++++ Data section

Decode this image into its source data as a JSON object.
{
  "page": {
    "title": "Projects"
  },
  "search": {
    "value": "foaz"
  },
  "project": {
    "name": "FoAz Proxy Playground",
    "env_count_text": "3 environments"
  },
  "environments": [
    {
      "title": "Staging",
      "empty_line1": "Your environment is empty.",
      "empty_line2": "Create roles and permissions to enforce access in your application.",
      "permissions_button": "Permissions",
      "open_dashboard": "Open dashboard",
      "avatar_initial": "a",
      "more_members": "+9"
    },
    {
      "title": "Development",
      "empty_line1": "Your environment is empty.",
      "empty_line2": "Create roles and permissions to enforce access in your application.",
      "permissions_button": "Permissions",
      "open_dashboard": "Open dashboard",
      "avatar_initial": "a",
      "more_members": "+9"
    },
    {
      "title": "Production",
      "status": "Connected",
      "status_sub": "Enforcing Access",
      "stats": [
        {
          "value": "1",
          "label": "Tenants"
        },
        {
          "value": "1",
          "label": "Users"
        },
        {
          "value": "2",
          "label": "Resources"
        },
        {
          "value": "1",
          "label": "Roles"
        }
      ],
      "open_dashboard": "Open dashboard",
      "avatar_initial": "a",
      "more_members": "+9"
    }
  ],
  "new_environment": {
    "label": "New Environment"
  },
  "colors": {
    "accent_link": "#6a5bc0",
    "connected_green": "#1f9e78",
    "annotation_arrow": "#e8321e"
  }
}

++++++++

- _Task instructions_: All of the entries should be written out again exactly.

- _Exercise response_:
Decode this image into its source data as a JSON object.
{
  "page": {
    "title": "Projects"
  },
  "search": {
    "value": "foaz"
  },
  "project": {
    "name": "FoAz Proxy Playground",
    "env_count_text": "3 environments"
  },
  "environments": [
    {
      "title": "Staging",
      "empty_line1": "Your environment is empty.",
      "empty_line2": "Create roles and permissions to enforce access in your application.",
      "permissions_button": "Permissions",
      "open_dashboard": "Open dashboard",
      "avatar_initial": "a",
      "more_members": "+9"
    },
    {
      "title": "Development",
      "empty_line1": "Your environment is empty.",
      "empty_line2": "Create roles and permissions to enforce access in your application.",
      "permissions_button": "Permissions",
      "open_dashboard": "Open dashboard",
      "avatar_initial": "a",
      "more_members": "+9"
    },
    {
      "title": "Production",
      "status": "Connected",
      "status_sub": "Enforcing Access",
      "stats": [
        {
          "value": "1",
          "label": "Tenants"
        },
        {
          "value": "1",
          "label": "Users"
        },
        {
          "value": "2",
          "label": "Resources"
        },
        {
          "value": "1",
          "label": "Roles"
        }
      ],
      "open_dashboard": "Open dashboard",
      "avatar_initial": "a",
      "more_members": "+9"
    }
  ],
  "new_environment": {
    "label": "New Environment"
  },
  "colors": {
    "accent_link": "#6a5bc0",
    "connected_green": "#1f9e78",
    "annotation_arrow": "#e8321e"
  }
}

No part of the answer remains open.